Work instructions -> Reproduce each line exactly.

Dataset content ->
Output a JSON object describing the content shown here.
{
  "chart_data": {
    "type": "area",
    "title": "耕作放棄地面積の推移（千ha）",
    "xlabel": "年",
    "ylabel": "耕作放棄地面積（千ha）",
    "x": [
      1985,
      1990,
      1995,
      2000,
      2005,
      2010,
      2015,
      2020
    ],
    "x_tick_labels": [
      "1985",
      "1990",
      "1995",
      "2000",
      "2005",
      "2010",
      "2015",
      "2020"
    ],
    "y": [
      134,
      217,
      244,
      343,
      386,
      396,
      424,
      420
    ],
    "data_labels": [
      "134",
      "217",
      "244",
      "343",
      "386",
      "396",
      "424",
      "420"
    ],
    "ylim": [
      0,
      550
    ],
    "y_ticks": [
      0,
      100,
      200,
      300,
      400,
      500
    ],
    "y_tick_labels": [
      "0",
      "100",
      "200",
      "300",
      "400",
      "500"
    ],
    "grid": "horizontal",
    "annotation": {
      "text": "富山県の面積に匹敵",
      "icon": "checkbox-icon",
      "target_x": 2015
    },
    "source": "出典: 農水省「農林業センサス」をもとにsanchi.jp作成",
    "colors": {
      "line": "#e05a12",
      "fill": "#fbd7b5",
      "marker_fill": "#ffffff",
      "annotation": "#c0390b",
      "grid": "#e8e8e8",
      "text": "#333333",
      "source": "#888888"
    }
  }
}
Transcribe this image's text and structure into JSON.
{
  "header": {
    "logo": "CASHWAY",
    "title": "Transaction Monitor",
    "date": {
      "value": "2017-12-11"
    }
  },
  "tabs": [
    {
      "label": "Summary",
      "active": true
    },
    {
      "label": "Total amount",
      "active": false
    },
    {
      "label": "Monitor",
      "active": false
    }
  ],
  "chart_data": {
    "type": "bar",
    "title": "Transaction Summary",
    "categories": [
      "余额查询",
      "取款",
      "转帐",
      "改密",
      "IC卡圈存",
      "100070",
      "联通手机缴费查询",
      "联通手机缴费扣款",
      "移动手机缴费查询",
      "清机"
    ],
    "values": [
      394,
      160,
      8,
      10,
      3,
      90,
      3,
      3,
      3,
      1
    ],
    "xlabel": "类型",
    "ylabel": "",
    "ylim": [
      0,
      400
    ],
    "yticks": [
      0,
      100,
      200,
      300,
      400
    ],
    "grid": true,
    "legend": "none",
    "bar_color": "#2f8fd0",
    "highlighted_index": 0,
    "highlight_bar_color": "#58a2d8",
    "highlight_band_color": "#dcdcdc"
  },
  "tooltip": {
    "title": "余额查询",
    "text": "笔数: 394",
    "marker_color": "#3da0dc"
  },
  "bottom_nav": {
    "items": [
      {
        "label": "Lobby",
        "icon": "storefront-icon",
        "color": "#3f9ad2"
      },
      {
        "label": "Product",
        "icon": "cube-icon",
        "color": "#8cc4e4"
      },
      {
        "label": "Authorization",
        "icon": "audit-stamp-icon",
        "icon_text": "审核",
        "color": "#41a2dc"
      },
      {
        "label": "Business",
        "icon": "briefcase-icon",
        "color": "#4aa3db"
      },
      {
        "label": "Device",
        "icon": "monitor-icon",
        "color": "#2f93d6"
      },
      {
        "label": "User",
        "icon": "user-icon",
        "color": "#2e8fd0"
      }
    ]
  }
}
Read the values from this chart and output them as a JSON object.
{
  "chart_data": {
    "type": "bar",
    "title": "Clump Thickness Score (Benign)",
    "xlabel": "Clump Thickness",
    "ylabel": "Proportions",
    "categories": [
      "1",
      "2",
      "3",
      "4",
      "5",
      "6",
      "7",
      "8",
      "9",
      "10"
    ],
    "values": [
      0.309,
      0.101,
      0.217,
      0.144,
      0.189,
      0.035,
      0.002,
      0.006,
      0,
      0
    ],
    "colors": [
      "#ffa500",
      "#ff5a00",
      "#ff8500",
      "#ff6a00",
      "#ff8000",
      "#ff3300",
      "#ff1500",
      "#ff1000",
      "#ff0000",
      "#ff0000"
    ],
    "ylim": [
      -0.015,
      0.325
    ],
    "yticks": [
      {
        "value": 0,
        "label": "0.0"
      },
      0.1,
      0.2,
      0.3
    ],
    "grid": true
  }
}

Exercise response ->
Output a JSON object describing the content shown here.
{
  "chart_data": {
    "type": "area",
    "title": "耕作放棄地面積の推移（千ha）",
    "xlabel": "年",
    "ylabel": "耕作放棄地面積（千ha）",
    "x": [
      1985,
      1990,
      1995,
      2000,
      2005,
      2010,
      2015,
      2020
    ],
    "x_tick_labels": [
      "1985",
      "1990",
      "1995",
      "2000",
      "2005",
      "2010",
      "2015",
      "2020"
    ],
    "y": [
      134,
      217,
      244,
      343,
      386,
      396,
      424,
      420
    ],
    "data_labels": [
      "134",
      "217",
      "244",
      "343",
      "386",
      "396",
      "424",
      "420"
    ],
    "ylim": [
      0,
      550
    ],
    "y_ticks": [
      0,
      100,
      200,
      300,
      400,
      500
    ],
    "y_tick_labels": [
      "0",
      "100",
      "200",
      "300",
      "400",
      "500"
    ],
    "grid": "horizontal",
    "annotation": {
      "text": "富山県の面積に匹敵",
      "icon": "checkbox-icon",
      "target_x": 2015
    },
    "source": "出典: 農水省「農林業センサス」をもとにsanchi.jp作成",
    "colors": {
      "line": "#e05a12",
      "fill": "#fbd7b5",
      "marker_fill": "#ffffff",
      "annotation": "#c0390b",
      "grid": "#e8e8e8",
      "text": "#333333",
      "source": "#888888"
    }
  }
}
Transcribe this image's text and structure into JSON.
{
  "header": {
    "logo": "CASHWAY",
    "title": "Transaction Monitor",
    "date": {
      "value": "2017-12-11"
    }
  },
  "tabs": [
    {
      "label": "Summary",
      "active": true
    },
    {
      "label": "Total amount",
      "active": false
    },
    {
      "label": "Monitor",
      "active": false
    }
  ],
  "chart_data": {
    "type": "bar",
    "title": "Transaction Summary",
    "categories": [
      "余额查询",
      "取款",
      "转帐",
      "改密",
      "IC卡圈存",
      "100070",
      "联通手机缴费查询",
      "联通手机缴费扣款",
      "移动手机缴费查询",
      "清机"
    ],
    "values": [
      394,
      160,
      8,
      10,
      3,
      90,
      3,
      3,
      3,
      1
    ],
    "xlabel": "类型",
    "ylabel": "",
    "ylim": [
      0,
      400
    ],
    "yticks": [
      0,
      100,
      200,
      300,
      400
    ],
    "grid": true,
    "legend": "none",
    "bar_color": "#2f8fd0",
    "highlighted_index": 0,
    "highlight_bar_color": "#58a2d8",
    "highlight_band_color": "#dcdcdc"
  },
  "tooltip": {
    "title": "余额查询",
    "text": "笔数: 394",
    "marker_color": "#3da0dc"
  },
  "bottom_nav": {
    "items": [
      {
        "label": "Lobby",
        "icon": "storefront-icon",
        "color": "#3f9ad2"
      },
      {
        "label": "Product",
        "icon": "cube-icon",
        "color": "#8cc4e4"
      },
      {
        "label": "Authorization",
        "icon": "audit-stamp-icon",
        "icon_text": "审核",
        "color": "#41a2dc"
      },
      {
        "label": "Business",
        "icon": "briefcase-icon",
        "color": "#4aa3db"
      },
      {
        "label": "Device",
        "icon": "monitor-icon",
        "color": "#2f93d6"
      },
      {
        "label": "User",
        "icon": "user-icon",
        "color": "#2e8fd0"
      }
    ]
  }
}
Read the values from this chart and output them as a JSON object.
{
  "chart_data": {
    "type": "bar",
    "title": "Clump Thickness Score (Benign)",
    "xlabel": "Clump Thickness",
    "ylabel": "Proportions",
    "categories": [
      "1",
      "2",
      "3",
      "4",
      "5",
      "6",
      "7",
      "8",
      "9",
      "10"
    ],
    "values": [
      0.309,
      0.101,
      0.217,
      0.144,
      0.189,
      0.035,
      0.002,
      0.006,
      0,
      0
    ],
    "colors": [
      "#ffa500",
      "#ff5a00",
      "#ff8500",
      "#ff6a00",
      "#ff8000",
      "#ff3300",
      "#ff1500",
      "#ff1000",
      "#ff0000",
      "#ff0000"
    ],
    "ylim": [
      -0.015,
      0.325
    ],
    "yticks": [
      {
        "value": 0,
        "label": "0.0"
      },
      0.1,
      0.2,
      0.3
    ],
    "grid": true
  }
}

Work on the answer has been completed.